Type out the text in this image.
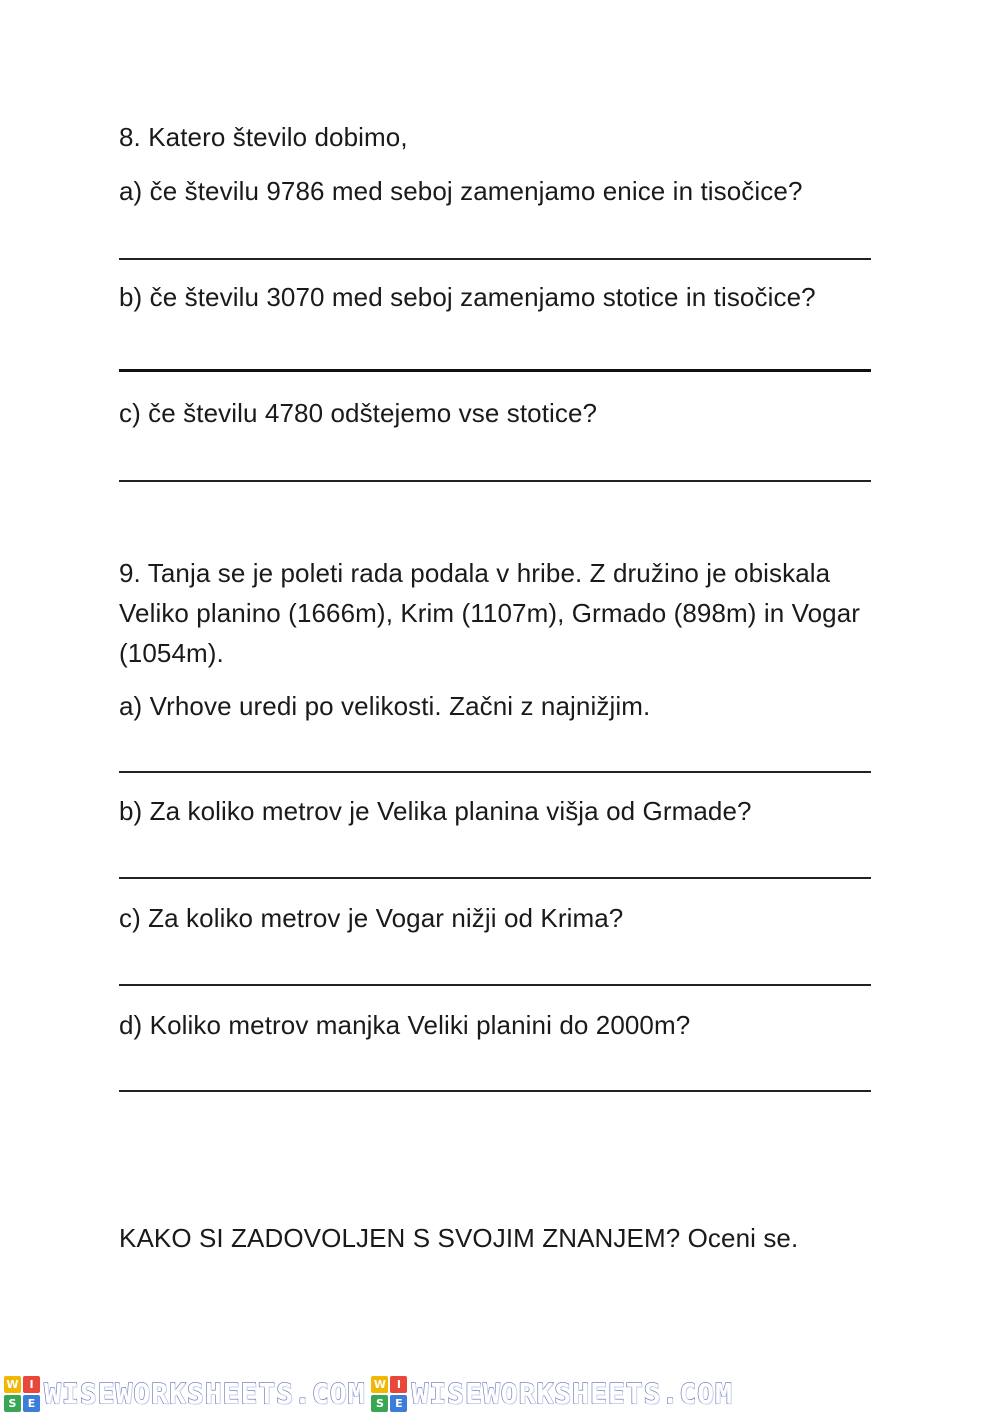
8. Katero število dobimo,
a) če številu 9786 med seboj zamenjamo enice in tisočice?
b) če številu 3070 med seboj zamenjamo stotice in tisočice?
c) če številu 4780 odštejemo vse stotice?
9. Tanja se je poleti rada podala v hribe. Z družino je obiskala Veliko planino (1666m), Krim (1107m), Grmado (898m) in Vogar (1054m).
a) Vrhove uredi po velikosti. Začni z najnižjim.
b) Za koliko metrov je Velika planina višja od Grmade?
c) Za koliko metrov je Vogar nižji od Krima?
d) Koliko metrov manjka Veliki planini do 2000m?
KAKO SI ZADOVOLJEN S SVOJIM ZNANJEM? Oceni se.
W I
S	E WISEWORKSHEETS.COM W I
S	E WISEWORKSHEETS.COM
——
Stated problem: Reproduce the full listing above verbatim, with no pictures included.

Exercise result:
Type out the text in this image.
8. Katero število dobimo,
a) če številu 9786 med seboj zamenjamo enice in tisočice?
b) če številu 3070 med seboj zamenjamo stotice in tisočice?
c) če številu 4780 odštejemo vse stotice?
9. Tanja se je poleti rada podala v hribe. Z družino je obiskala Veliko planino (1666m), Krim (1107m), Grmado (898m) in Vogar (1054m).
a) Vrhove uredi po velikosti. Začni z najnižjim.
b) Za koliko metrov je Velika planina višja od Grmade?
c) Za koliko metrov je Vogar nižji od Krima?
d) Koliko metrov manjka Veliki planini do 2000m?
KAKO SI ZADOVOLJEN S SVOJIM ZNANJEM? Oceni se.
W I
S	E WISEWORKSHEETS.COM W I
S	E WISEWORKSHEETS.COM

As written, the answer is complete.